# The task
Print all the entries verbatim.

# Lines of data

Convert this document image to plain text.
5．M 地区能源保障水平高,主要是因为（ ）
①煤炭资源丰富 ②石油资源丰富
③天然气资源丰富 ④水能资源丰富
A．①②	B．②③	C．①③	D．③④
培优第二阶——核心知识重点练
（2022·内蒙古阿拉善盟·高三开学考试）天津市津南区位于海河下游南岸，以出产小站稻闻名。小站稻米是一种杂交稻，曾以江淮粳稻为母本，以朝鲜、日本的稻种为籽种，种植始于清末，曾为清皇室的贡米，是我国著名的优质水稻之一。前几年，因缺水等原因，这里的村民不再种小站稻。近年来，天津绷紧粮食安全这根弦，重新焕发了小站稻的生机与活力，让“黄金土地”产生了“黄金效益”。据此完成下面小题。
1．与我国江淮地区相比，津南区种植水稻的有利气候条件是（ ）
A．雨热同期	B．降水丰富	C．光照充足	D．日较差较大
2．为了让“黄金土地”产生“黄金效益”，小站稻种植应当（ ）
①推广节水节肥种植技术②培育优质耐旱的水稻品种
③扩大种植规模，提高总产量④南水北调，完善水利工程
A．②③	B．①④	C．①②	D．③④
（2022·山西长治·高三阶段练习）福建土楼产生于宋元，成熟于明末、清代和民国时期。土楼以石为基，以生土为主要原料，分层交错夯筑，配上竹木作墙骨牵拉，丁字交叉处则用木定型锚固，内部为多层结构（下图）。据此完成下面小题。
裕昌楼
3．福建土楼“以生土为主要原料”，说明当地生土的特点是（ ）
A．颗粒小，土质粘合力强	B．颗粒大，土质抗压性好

# Answer to this task
Convert this document image to plain text.
5．M 地区能源保障水平高,主要是因为（ ）
①煤炭资源丰富 ②石油资源丰富
③天然气资源丰富 ④水能资源丰富
A．①②	B．②③	C．①③	D．③④
培优第二阶——核心知识重点练
（2022·内蒙古阿拉善盟·高三开学考试）天津市津南区位于海河下游南岸，以出产小站稻闻名。小站稻米是一种杂交稻，曾以江淮粳稻为母本，以朝鲜、日本的稻种为籽种，种植始于清末，曾为清皇室的贡米，是我国著名的优质水稻之一。前几年，因缺水等原因，这里的村民不再种小站稻。近年来，天津绷紧粮食安全这根弦，重新焕发了小站稻的生机与活力，让“黄金土地”产生了“黄金效益”。据此完成下面小题。
1．与我国江淮地区相比，津南区种植水稻的有利气候条件是（ ）
A．雨热同期	B．降水丰富	C．光照充足	D．日较差较大
2．为了让“黄金土地”产生“黄金效益”，小站稻种植应当（ ）
①推广节水节肥种植技术②培育优质耐旱的水稻品种
③扩大种植规模，提高总产量④南水北调，完善水利工程
A．②③	B．①④	C．①②	D．③④
（2022·山西长治·高三阶段练习）福建土楼产生于宋元，成熟于明末、清代和民国时期。土楼以石为基，以生土为主要原料，分层交错夯筑，配上竹木作墙骨牵拉，丁字交叉处则用木定型锚固，内部为多层结构（下图）。据此完成下面小题。
裕昌楼
3．福建土楼“以生土为主要原料”，说明当地生土的特点是（ ）
A．颗粒小，土质粘合力强	B．颗粒大，土质抗压性好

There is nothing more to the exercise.